▸ **Stated problem**:
How many lines in the records below hold the string "gecko"? Please answer with the number and nothing more.

▸ **Materials provided**:
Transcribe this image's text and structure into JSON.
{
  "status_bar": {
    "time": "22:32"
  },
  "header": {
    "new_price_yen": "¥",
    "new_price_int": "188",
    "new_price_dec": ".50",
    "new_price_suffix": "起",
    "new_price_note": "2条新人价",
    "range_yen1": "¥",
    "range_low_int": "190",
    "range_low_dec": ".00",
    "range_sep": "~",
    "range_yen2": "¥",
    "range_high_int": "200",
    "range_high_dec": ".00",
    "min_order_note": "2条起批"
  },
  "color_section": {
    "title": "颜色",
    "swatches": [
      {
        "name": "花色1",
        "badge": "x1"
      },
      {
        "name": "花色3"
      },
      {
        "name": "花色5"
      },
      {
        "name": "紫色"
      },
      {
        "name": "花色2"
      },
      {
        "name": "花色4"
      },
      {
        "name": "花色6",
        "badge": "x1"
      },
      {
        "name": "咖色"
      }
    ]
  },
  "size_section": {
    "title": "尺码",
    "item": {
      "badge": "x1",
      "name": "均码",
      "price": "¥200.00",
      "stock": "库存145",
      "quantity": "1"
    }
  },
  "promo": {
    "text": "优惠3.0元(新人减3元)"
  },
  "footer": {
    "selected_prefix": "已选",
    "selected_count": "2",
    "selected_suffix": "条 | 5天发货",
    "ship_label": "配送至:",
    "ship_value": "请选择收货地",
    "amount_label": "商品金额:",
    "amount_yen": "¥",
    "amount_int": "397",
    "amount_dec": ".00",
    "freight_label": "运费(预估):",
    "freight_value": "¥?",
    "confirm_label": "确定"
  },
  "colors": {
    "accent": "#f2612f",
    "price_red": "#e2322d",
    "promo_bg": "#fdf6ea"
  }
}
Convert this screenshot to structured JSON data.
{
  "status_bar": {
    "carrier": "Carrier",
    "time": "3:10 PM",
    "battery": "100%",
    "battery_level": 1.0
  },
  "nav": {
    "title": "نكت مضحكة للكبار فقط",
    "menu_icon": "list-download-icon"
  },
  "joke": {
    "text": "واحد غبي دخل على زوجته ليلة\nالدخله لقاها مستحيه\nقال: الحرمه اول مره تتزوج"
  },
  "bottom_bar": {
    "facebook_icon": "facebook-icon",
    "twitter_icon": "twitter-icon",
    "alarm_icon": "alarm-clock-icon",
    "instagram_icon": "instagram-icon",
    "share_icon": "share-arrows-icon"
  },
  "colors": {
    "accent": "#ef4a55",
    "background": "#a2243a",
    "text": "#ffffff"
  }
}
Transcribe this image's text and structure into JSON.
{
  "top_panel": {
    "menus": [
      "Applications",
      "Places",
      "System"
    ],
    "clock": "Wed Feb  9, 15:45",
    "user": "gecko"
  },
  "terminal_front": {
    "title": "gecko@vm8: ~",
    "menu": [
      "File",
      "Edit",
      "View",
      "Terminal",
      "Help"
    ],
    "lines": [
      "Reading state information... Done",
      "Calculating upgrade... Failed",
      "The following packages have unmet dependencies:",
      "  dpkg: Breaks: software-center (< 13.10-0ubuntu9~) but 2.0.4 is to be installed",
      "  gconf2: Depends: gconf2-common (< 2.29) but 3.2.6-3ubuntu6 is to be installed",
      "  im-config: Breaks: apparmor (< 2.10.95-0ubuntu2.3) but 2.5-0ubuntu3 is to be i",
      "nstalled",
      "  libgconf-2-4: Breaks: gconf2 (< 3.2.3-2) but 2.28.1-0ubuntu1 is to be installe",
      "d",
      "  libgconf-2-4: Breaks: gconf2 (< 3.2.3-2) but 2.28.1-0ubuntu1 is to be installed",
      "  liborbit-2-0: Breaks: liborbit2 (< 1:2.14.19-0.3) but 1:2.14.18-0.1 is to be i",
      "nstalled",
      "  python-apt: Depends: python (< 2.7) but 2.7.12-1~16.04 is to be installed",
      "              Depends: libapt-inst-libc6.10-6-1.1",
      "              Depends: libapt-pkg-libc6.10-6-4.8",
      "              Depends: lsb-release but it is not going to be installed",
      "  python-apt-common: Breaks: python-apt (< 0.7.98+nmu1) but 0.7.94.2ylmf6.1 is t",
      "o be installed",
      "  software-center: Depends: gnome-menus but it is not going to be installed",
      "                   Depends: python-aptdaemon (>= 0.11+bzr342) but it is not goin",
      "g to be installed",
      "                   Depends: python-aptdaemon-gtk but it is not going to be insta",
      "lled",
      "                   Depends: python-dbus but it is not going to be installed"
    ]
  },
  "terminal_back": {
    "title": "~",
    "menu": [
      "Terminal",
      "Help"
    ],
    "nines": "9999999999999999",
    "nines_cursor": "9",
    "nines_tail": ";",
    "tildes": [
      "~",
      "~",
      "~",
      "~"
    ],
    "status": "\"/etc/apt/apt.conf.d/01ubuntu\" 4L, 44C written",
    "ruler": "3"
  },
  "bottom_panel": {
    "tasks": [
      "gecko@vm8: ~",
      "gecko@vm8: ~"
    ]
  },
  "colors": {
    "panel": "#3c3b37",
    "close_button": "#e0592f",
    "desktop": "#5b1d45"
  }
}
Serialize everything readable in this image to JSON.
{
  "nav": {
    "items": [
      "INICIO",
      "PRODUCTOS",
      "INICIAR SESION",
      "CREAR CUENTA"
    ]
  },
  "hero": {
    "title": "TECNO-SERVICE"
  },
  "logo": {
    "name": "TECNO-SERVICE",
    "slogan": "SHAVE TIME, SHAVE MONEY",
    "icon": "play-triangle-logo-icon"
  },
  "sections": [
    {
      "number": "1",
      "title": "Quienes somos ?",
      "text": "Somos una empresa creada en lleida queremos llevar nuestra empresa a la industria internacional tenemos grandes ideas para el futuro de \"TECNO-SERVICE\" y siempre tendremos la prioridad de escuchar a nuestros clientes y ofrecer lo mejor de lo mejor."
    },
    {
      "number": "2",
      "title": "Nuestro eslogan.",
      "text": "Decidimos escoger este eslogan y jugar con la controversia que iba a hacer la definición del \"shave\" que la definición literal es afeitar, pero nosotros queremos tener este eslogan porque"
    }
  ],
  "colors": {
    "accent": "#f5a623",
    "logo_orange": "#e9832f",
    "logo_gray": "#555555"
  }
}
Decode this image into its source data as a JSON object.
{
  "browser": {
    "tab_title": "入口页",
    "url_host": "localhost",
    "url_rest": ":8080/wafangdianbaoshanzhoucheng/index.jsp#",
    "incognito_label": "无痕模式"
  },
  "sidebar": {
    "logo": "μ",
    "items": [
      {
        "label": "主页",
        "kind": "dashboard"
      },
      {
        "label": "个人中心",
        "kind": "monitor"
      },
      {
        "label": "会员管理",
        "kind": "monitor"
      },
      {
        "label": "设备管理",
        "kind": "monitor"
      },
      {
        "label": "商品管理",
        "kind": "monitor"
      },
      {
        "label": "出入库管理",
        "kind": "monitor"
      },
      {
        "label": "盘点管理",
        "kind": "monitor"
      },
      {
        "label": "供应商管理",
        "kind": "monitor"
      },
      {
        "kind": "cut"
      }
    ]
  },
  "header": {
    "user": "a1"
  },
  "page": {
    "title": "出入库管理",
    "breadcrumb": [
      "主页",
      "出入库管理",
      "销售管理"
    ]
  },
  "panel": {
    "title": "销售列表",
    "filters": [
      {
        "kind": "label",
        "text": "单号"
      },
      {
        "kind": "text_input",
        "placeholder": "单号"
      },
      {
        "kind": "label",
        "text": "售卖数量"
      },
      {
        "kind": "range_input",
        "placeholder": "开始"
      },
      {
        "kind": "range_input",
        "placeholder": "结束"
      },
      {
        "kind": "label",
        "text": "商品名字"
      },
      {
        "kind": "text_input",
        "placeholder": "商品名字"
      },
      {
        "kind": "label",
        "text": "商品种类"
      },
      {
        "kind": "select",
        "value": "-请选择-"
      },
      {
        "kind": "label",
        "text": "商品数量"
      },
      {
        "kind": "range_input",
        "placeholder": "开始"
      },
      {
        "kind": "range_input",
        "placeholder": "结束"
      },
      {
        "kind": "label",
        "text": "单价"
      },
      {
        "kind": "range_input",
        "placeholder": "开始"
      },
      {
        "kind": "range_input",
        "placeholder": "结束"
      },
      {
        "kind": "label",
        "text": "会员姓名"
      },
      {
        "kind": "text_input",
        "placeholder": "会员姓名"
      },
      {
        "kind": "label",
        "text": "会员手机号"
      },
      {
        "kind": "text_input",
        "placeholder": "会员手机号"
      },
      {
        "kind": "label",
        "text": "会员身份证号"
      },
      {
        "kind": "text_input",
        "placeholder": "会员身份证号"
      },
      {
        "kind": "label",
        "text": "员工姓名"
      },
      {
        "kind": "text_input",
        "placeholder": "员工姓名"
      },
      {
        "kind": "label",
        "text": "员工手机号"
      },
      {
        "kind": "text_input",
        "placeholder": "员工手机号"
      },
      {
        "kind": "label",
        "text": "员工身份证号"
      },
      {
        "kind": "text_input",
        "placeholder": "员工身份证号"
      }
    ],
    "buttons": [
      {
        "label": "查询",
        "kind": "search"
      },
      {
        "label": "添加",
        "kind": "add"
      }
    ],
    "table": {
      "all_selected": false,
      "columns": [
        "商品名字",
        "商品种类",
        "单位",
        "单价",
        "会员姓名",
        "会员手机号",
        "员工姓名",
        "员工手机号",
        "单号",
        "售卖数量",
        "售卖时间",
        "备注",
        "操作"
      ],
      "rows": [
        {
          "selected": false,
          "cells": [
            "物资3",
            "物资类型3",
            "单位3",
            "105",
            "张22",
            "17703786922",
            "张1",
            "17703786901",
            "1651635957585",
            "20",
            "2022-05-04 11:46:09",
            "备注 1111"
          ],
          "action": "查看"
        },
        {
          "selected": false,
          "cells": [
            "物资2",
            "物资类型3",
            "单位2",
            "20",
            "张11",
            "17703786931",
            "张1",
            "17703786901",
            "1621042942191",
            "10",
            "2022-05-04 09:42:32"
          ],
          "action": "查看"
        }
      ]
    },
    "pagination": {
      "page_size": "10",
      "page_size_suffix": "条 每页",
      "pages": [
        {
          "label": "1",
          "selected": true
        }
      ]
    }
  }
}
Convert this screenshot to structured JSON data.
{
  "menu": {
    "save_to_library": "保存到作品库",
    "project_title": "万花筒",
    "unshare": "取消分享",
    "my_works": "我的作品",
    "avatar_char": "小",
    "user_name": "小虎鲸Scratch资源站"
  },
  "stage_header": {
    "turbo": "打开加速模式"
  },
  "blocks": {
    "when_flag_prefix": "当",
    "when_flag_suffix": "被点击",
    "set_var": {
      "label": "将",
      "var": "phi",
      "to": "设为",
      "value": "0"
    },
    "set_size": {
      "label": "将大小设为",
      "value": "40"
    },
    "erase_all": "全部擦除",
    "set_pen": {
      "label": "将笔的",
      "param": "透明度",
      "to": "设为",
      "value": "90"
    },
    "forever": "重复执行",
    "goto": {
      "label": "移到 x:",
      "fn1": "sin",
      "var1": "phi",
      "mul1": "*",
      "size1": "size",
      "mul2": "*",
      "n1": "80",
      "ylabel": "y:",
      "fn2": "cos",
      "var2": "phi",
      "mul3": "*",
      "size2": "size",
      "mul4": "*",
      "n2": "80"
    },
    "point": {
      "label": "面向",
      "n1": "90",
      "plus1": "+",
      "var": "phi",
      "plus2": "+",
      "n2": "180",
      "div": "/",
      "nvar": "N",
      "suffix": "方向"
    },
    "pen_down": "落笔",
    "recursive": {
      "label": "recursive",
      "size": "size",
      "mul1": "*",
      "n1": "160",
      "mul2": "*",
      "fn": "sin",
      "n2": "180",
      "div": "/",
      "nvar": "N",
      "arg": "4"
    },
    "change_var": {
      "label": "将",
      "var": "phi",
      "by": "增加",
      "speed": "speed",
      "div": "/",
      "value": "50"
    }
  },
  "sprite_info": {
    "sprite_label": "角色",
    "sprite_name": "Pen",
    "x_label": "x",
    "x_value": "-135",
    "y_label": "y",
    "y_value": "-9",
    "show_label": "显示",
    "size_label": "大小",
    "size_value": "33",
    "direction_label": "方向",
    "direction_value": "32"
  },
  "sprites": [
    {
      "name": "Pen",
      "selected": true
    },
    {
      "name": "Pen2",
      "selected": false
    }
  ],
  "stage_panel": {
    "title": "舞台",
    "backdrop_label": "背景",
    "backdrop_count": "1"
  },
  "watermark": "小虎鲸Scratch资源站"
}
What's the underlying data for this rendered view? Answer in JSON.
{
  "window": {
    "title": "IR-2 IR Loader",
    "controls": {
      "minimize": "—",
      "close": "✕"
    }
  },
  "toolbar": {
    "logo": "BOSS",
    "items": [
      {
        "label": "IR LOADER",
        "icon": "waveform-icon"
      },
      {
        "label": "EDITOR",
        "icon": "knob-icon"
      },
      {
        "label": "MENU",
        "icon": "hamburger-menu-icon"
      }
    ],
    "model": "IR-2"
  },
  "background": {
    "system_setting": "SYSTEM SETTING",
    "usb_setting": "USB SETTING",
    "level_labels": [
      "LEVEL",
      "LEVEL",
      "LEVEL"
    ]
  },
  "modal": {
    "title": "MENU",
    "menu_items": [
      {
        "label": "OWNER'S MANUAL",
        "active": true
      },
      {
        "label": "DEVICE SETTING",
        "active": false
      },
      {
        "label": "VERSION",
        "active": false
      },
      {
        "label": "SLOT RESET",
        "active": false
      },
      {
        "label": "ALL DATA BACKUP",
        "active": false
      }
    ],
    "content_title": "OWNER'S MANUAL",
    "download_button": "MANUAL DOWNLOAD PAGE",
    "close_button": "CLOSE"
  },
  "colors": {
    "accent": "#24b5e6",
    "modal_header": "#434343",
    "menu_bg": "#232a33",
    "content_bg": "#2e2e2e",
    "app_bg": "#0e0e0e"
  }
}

▸ **Written answer**:
4